[Excerpt from a dataset]
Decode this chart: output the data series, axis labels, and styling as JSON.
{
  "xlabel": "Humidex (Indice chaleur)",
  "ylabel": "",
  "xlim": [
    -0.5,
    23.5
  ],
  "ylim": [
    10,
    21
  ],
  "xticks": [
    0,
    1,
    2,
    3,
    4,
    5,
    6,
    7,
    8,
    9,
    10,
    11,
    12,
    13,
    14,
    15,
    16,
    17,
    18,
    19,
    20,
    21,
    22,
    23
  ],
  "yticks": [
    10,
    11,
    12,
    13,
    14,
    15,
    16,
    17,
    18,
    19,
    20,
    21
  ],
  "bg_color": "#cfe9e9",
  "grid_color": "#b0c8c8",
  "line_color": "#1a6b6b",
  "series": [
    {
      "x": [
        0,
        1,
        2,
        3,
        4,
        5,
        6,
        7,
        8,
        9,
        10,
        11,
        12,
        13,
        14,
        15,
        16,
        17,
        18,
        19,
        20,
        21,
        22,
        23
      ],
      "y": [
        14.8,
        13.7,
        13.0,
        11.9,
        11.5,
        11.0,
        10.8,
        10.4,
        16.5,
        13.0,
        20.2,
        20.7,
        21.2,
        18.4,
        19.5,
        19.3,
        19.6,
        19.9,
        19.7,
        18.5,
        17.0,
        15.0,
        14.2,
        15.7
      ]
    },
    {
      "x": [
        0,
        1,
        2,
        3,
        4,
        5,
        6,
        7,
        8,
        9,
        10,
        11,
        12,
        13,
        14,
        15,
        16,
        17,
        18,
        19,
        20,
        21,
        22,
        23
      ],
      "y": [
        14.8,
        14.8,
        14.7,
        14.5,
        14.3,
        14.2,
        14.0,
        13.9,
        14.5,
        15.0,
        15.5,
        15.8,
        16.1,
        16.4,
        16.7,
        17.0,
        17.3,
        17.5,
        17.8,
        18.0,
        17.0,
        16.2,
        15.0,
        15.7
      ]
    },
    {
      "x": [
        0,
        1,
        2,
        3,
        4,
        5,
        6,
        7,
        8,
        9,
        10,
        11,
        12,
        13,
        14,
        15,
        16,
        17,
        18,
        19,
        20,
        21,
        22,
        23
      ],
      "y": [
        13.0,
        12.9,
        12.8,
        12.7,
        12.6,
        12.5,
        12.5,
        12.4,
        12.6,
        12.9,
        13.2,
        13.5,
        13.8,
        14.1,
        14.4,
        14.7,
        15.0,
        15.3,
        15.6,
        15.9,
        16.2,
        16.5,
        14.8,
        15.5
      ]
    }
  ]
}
---
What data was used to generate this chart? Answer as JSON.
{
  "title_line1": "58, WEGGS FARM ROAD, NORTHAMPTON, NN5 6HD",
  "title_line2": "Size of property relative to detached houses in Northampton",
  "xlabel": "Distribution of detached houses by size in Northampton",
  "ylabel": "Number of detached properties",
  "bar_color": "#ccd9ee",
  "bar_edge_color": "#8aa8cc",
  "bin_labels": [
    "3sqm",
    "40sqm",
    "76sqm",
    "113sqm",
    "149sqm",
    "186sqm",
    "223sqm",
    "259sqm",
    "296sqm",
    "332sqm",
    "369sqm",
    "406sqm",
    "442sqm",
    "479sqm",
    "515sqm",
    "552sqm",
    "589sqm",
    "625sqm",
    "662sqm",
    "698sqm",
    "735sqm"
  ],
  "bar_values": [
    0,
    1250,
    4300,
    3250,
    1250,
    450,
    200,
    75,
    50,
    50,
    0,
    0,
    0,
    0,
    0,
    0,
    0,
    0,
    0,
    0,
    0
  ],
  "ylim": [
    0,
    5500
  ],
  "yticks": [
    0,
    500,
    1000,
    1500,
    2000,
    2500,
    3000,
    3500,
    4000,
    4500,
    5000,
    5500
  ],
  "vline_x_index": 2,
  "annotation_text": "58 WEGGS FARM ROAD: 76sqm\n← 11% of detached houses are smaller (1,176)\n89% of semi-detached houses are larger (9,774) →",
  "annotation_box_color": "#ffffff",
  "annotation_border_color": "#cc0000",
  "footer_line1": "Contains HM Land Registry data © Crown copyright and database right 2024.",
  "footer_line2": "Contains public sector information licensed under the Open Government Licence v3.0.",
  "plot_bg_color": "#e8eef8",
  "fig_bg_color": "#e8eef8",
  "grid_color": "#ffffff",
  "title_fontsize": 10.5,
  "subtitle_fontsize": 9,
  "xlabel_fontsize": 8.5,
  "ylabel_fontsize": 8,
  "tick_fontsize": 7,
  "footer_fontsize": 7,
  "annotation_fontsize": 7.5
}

REQUIRED WORK
Identify lines with the string "houses". Copy each one.

ANSWER TO THIS TASK
  "title_line2": "Size of property relative to detached houses in Northampton",
  "xlabel": "Distribution of detached houses by size in Northampton",
  "annotation_text": "58 WEGGS FARM ROAD: 76sqm\n← 11% of detached houses are smaller (1,176)\n89% of semi-detached houses are larger (9,774) →",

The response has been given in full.